» EXERCISE PROMPT: Output the full listing word for word.

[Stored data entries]

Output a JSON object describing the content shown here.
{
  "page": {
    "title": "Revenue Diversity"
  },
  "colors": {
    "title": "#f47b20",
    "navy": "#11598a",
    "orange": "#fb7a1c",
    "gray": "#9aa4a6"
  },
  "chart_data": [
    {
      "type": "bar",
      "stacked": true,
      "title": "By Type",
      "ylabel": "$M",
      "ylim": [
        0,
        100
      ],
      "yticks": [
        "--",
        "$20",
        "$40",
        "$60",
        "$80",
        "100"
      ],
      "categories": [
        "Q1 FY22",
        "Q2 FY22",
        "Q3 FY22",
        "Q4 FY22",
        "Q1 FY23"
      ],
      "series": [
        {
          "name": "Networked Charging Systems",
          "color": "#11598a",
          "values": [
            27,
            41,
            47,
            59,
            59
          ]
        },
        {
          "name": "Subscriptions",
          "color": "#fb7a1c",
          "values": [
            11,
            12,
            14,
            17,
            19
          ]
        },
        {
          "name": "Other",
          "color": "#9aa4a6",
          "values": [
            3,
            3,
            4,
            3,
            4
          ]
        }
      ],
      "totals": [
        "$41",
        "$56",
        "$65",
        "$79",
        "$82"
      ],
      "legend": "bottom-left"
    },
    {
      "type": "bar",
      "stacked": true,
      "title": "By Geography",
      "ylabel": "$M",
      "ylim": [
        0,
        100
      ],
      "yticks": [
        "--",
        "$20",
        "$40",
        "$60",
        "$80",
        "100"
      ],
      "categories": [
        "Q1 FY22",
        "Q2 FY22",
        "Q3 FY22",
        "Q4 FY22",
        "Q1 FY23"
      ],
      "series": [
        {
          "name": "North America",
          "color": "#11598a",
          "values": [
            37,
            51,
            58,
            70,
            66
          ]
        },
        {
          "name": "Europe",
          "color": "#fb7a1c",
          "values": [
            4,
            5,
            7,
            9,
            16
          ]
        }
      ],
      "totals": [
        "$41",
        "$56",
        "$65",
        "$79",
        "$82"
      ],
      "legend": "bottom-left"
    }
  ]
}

» SOLUTION TO THE PROBLEM:
Output a JSON object describing the content shown here.
{
  "page": {
    "title": "Revenue Diversity"
  },
  "colors": {
    "title": "#f47b20",
    "navy": "#11598a",
    "orange": "#fb7a1c",
    "gray": "#9aa4a6"
  },
  "chart_data": [
    {
      "type": "bar",
      "stacked": true,
      "title": "By Type",
      "ylabel": "$M",
      "ylim": [
        0,
        100
      ],
      "yticks": [
        "--",
        "$20",
        "$40",
        "$60",
        "$80",
        "100"
      ],
      "categories": [
        "Q1 FY22",
        "Q2 FY22",
        "Q3 FY22",
        "Q4 FY22",
        "Q1 FY23"
      ],
      "series": [
        {
          "name": "Networked Charging Systems",
          "color": "#11598a",
          "values": [
            27,
            41,
            47,
            59,
            59
          ]
        },
        {
          "name": "Subscriptions",
          "color": "#fb7a1c",
          "values": [
            11,
            12,
            14,
            17,
            19
          ]
        },
        {
          "name": "Other",
          "color": "#9aa4a6",
          "values": [
            3,
            3,
            4,
            3,
            4
          ]
        }
      ],
      "totals": [
        "$41",
        "$56",
        "$65",
        "$79",
        "$82"
      ],
      "legend": "bottom-left"
    },
    {
      "type": "bar",
      "stacked": true,
      "title": "By Geography",
      "ylabel": "$M",
      "ylim": [
        0,
        100
      ],
      "yticks": [
        "--",
        "$20",
        "$40",
        "$60",
        "$80",
        "100"
      ],
      "categories": [
        "Q1 FY22",
        "Q2 FY22",
        "Q3 FY22",
        "Q4 FY22",
        "Q1 FY23"
      ],
      "series": [
        {
          "name": "North America",
          "color": "#11598a",
          "values": [
            37,
            51,
            58,
            70,
            66
          ]
        },
        {
          "name": "Europe",
          "color": "#fb7a1c",
          "values": [
            4,
            5,
            7,
            9,
            16
          ]
        }
      ],
      "totals": [
        "$41",
        "$56",
        "$65",
        "$79",
        "$82"
      ],
      "legend": "bottom-left"
    }
  ]
}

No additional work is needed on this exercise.